Work required: Write out the whole listing exactly as it stands.

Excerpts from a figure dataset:
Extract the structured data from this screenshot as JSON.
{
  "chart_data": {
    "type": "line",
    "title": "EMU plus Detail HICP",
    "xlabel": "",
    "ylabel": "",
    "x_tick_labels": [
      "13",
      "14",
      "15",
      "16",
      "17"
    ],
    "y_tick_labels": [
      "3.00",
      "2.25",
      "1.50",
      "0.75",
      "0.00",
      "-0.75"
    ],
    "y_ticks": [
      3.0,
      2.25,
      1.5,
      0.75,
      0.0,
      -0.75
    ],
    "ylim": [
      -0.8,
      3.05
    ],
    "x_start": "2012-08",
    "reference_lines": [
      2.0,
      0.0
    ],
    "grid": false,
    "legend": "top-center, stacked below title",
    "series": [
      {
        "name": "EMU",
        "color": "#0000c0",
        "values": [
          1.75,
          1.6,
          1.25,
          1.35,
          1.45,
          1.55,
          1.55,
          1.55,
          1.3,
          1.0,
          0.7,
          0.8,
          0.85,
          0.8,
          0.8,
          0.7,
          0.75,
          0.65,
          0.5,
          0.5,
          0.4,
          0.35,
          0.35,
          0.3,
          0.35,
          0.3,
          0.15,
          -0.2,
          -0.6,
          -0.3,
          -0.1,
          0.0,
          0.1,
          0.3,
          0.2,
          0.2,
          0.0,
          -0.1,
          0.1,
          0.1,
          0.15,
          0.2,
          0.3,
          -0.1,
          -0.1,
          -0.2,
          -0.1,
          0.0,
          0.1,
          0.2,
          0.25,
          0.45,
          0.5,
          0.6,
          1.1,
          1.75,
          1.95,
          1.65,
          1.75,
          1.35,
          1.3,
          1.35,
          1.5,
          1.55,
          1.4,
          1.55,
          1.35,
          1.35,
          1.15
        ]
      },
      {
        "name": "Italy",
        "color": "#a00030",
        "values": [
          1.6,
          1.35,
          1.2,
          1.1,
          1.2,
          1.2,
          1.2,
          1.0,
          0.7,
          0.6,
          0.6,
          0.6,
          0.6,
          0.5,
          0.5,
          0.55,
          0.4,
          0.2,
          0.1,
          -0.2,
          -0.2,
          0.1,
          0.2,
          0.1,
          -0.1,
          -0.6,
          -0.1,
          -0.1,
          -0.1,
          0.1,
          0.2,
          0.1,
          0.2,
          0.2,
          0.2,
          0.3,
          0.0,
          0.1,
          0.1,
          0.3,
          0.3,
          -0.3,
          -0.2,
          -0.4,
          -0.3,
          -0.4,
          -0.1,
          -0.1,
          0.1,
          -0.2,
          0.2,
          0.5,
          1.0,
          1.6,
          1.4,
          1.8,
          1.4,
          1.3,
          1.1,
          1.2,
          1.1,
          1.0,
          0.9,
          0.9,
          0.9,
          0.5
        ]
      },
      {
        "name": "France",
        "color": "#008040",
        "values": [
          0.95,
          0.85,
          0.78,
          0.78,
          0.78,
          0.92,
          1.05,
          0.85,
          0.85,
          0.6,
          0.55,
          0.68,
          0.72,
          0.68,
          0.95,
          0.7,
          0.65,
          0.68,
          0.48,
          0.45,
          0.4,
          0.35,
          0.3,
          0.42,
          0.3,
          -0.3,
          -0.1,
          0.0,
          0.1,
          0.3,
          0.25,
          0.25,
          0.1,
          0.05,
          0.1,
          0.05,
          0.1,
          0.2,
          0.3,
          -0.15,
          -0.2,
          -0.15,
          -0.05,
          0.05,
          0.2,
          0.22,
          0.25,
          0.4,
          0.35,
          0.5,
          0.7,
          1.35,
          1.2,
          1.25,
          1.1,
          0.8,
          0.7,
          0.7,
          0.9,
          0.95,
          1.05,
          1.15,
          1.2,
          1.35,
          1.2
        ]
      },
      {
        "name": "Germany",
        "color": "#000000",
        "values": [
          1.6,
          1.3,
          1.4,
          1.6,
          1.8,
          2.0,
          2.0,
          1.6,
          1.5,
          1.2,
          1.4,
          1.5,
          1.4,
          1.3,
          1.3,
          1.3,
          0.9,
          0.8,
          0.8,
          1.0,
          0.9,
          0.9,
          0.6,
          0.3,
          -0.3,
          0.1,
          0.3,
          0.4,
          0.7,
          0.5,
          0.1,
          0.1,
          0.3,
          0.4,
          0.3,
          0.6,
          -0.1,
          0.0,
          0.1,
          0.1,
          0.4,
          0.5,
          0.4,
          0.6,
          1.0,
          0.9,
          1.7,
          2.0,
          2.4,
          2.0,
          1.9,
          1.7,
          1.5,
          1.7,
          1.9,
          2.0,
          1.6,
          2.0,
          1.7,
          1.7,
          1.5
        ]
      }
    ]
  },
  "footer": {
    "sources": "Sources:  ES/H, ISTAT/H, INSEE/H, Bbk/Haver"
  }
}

Exercise response:
Extract the structured data from this screenshot as JSON.
{
  "chart_data": {
    "type": "line",
    "title": "EMU plus Detail HICP",
    "xlabel": "",
    "ylabel": "",
    "x_tick_labels": [
      "13",
      "14",
      "15",
      "16",
      "17"
    ],
    "y_tick_labels": [
      "3.00",
      "2.25",
      "1.50",
      "0.75",
      "0.00",
      "-0.75"
    ],
    "y_ticks": [
      3.0,
      2.25,
      1.5,
      0.75,
      0.0,
      -0.75
    ],
    "ylim": [
      -0.8,
      3.05
    ],
    "x_start": "2012-08",
    "reference_lines": [
      2.0,
      0.0
    ],
    "grid": false,
    "legend": "top-center, stacked below title",
    "series": [
      {
        "name": "EMU",
        "color": "#0000c0",
        "values": [
          1.75,
          1.6,
          1.25,
          1.35,
          1.45,
          1.55,
          1.55,
          1.55,
          1.3,
          1.0,
          0.7,
          0.8,
          0.85,
          0.8,
          0.8,
          0.7,
          0.75,
          0.65,
          0.5,
          0.5,
          0.4,
          0.35,
          0.35,
          0.3,
          0.35,
          0.3,
          0.15,
          -0.2,
          -0.6,
          -0.3,
          -0.1,
          0.0,
          0.1,
          0.3,
          0.2,
          0.2,
          0.0,
          -0.1,
          0.1,
          0.1,
          0.15,
          0.2,
          0.3,
          -0.1,
          -0.1,
          -0.2,
          -0.1,
          0.0,
          0.1,
          0.2,
          0.25,
          0.45,
          0.5,
          0.6,
          1.1,
          1.75,
          1.95,
          1.65,
          1.75,
          1.35,
          1.3,
          1.35,
          1.5,
          1.55,
          1.4,
          1.55,
          1.35,
          1.35,
          1.15
        ]
      },
      {
        "name": "Italy",
        "color": "#a00030",
        "values": [
          1.6,
          1.35,
          1.2,
          1.1,
          1.2,
          1.2,
          1.2,
          1.0,
          0.7,
          0.6,
          0.6,
          0.6,
          0.6,
          0.5,
          0.5,
          0.55,
          0.4,
          0.2,
          0.1,
          -0.2,
          -0.2,
          0.1,
          0.2,
          0.1,
          -0.1,
          -0.6,
          -0.1,
          -0.1,
          -0.1,
          0.1,
          0.2,
          0.1,
          0.2,
          0.2,
          0.2,
          0.3,
          0.0,
          0.1,
          0.1,
          0.3,
          0.3,
          -0.3,
          -0.2,
          -0.4,
          -0.3,
          -0.4,
          -0.1,
          -0.1,
          0.1,
          -0.2,
          0.2,
          0.5,
          1.0,
          1.6,
          1.4,
          1.8,
          1.4,
          1.3,
          1.1,
          1.2,
          1.1,
          1.0,
          0.9,
          0.9,
          0.9,
          0.5
        ]
      },
      {
        "name": "France",
        "color": "#008040",
        "values": [
          0.95,
          0.85,
          0.78,
          0.78,
          0.78,
          0.92,
          1.05,
          0.85,
          0.85,
          0.6,
          0.55,
          0.68,
          0.72,
          0.68,
          0.95,
          0.7,
          0.65,
          0.68,
          0.48,
          0.45,
          0.4,
          0.35,
          0.3,
          0.42,
          0.3,
          -0.3,
          -0.1,
          0.0,
          0.1,
          0.3,
          0.25,
          0.25,
          0.1,
          0.05,
          0.1,
          0.05,
          0.1,
          0.2,
          0.3,
          -0.15,
          -0.2,
          -0.15,
          -0.05,
          0.05,
          0.2,
          0.22,
          0.25,
          0.4,
          0.35,
          0.5,
          0.7,
          1.35,
          1.2,
          1.25,
          1.1,
          0.8,
          0.7,
          0.7,
          0.9,
          0.95,
          1.05,
          1.15,
          1.2,
          1.35,
          1.2
        ]
      },
      {
        "name": "Germany",
        "color": "#000000",
        "values": [
          1.6,
          1.3,
          1.4,
          1.6,
          1.8,
          2.0,
          2.0,
          1.6,
          1.5,
          1.2,
          1.4,
          1.5,
          1.4,
          1.3,
          1.3,
          1.3,
          0.9,
          0.8,
          0.8,
          1.0,
          0.9,
          0.9,
          0.6,
          0.3,
          -0.3,
          0.1,
          0.3,
          0.4,
          0.7,
          0.5,
          0.1,
          0.1,
          0.3,
          0.4,
          0.3,
          0.6,
          -0.1,
          0.0,
          0.1,
          0.1,
          0.4,
          0.5,
          0.4,
          0.6,
          1.0,
          0.9,
          1.7,
          2.0,
          2.4,
          2.0,
          1.9,
          1.7,
          1.5,
          1.7,
          1.9,
          2.0,
          1.6,
          2.0,
          1.7,
          1.7,
          1.5
        ]
      }
    ]
  },
  "footer": {
    "sources": "Sources:  ES/H, ISTAT/H, INSEE/H, Bbk/Haver"
  }
}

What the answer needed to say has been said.